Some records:
★ ★ ★
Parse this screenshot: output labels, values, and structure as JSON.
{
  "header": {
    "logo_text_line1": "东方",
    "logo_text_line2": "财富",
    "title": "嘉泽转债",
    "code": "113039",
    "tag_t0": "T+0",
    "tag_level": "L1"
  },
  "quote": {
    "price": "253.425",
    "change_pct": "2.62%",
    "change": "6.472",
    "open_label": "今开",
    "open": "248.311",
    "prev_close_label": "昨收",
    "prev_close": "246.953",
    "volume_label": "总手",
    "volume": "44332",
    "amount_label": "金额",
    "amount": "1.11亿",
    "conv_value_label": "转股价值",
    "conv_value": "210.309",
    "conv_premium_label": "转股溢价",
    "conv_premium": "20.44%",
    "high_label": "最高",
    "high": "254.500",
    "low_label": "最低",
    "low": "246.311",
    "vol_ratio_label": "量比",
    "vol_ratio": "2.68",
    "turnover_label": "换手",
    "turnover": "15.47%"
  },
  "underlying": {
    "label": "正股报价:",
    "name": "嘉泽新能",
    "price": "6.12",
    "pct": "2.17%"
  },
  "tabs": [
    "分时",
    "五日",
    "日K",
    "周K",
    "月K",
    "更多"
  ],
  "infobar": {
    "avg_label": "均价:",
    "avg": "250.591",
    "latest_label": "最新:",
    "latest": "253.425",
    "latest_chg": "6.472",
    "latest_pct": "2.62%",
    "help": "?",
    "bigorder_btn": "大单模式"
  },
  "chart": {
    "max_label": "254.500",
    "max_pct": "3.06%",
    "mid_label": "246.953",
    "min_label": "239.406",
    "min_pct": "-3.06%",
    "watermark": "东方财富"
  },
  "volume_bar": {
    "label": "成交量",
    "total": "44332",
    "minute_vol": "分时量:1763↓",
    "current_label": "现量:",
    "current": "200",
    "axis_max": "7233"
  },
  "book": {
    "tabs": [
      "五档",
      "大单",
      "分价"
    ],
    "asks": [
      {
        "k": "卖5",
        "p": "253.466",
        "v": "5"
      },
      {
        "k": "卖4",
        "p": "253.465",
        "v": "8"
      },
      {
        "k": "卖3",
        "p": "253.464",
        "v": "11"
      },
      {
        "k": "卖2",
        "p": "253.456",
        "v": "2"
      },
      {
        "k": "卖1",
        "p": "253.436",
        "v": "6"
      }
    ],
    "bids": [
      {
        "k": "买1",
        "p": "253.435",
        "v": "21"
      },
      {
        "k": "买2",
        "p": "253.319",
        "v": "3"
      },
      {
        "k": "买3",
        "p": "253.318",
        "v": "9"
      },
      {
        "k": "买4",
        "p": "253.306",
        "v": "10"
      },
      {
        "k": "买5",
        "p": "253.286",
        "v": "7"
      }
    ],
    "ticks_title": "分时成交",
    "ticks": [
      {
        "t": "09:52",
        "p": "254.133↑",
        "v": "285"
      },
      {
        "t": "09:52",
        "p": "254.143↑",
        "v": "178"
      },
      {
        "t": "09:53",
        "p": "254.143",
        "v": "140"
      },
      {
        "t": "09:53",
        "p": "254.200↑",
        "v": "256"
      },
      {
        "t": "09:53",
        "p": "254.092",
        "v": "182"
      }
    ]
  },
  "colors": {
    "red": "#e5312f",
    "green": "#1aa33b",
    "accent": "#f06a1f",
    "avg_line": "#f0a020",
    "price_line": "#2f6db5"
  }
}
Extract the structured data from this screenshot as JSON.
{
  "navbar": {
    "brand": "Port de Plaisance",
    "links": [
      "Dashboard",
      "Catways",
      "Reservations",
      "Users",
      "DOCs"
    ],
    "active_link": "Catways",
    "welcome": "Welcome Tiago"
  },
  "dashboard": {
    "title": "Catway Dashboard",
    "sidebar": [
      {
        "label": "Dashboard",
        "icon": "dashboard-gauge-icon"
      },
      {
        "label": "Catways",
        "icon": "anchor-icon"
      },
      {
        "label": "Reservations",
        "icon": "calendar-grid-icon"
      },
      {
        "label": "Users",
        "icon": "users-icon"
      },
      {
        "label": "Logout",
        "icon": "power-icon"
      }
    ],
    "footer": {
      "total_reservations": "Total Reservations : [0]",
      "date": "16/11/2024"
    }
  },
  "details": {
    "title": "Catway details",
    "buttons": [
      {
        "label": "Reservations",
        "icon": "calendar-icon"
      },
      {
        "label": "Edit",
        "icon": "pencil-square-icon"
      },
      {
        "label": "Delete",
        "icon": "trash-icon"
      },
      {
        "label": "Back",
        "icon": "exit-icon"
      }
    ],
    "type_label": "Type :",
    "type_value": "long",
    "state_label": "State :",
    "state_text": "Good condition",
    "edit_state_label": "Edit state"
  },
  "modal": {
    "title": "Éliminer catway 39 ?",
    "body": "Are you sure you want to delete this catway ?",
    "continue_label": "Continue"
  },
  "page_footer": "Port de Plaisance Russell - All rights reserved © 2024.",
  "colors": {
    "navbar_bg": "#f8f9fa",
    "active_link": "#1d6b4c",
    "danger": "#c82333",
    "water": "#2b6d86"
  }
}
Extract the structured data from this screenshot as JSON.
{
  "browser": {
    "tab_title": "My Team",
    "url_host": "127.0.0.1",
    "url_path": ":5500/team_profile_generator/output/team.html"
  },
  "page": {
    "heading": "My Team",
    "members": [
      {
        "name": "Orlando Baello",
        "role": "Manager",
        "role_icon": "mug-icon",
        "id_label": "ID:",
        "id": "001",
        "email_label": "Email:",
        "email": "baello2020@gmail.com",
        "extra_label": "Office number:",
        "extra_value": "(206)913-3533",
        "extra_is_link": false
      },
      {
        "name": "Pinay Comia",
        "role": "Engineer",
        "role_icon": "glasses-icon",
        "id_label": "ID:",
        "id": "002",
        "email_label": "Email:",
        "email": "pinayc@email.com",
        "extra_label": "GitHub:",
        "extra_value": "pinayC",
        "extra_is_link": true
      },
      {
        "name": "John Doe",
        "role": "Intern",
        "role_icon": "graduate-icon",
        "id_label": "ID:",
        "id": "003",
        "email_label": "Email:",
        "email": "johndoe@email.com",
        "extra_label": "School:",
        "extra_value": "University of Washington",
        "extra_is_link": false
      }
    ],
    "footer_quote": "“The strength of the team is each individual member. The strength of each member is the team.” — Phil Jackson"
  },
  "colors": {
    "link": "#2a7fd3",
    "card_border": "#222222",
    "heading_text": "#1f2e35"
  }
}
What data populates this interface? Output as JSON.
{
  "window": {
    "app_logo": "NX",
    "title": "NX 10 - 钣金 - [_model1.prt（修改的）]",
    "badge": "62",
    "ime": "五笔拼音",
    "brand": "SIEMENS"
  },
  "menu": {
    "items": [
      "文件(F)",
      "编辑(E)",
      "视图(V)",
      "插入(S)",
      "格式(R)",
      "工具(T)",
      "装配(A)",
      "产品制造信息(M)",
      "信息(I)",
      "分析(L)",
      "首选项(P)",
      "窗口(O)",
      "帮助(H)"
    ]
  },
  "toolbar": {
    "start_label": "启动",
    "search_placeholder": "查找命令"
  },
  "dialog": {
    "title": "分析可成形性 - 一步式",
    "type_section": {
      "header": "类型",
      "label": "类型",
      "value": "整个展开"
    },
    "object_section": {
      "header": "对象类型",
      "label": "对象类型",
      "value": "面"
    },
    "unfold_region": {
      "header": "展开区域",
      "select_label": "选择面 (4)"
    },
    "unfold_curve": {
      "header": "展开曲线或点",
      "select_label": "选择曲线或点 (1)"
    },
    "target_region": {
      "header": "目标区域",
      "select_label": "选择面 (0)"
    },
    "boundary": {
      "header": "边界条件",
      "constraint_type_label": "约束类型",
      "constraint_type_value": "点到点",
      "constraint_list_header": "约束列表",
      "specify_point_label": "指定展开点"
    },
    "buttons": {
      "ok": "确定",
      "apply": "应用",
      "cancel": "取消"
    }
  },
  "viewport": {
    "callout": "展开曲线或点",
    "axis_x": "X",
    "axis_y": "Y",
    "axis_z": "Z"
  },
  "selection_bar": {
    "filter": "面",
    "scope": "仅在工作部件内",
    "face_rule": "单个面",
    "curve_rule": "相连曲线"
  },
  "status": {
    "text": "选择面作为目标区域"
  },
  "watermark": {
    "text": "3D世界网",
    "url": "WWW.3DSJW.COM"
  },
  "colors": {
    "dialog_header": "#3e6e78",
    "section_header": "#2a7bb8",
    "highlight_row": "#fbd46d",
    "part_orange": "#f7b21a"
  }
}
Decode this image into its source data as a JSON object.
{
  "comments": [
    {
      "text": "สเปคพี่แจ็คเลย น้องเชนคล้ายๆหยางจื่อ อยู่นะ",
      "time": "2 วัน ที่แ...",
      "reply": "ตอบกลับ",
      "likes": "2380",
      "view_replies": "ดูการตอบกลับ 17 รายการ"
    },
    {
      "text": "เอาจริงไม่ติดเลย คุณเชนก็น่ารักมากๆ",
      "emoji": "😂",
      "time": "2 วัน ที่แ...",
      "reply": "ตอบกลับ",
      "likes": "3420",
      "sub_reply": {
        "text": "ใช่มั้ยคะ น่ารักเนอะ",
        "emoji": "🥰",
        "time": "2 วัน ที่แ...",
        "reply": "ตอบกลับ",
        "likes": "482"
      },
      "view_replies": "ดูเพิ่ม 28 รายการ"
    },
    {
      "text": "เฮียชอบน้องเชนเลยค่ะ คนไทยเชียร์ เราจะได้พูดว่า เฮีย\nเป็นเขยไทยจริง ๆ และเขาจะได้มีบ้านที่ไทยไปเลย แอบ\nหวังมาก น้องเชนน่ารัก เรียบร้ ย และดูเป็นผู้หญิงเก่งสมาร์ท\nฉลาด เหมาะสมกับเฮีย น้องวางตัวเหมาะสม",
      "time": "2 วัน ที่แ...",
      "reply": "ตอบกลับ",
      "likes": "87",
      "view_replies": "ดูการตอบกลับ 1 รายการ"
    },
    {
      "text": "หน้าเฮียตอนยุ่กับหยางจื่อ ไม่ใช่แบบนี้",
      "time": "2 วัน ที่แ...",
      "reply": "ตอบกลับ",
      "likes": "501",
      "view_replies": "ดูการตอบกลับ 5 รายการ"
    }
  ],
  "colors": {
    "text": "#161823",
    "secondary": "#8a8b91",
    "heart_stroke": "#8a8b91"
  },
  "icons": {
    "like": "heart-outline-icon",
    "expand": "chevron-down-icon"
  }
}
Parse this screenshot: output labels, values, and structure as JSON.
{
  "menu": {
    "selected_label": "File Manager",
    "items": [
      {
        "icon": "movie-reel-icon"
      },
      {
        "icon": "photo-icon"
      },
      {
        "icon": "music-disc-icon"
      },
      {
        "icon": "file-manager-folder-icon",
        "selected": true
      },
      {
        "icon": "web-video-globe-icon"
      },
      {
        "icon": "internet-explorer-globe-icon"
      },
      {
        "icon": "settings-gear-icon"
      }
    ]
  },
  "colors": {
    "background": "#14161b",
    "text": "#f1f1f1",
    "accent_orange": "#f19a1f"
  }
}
★ ★ ★
TASK TO COMPLETE. Counting only lines of the data above that hold "การตอบกล", report the total and nothing else.

TASK RESPONSE. 3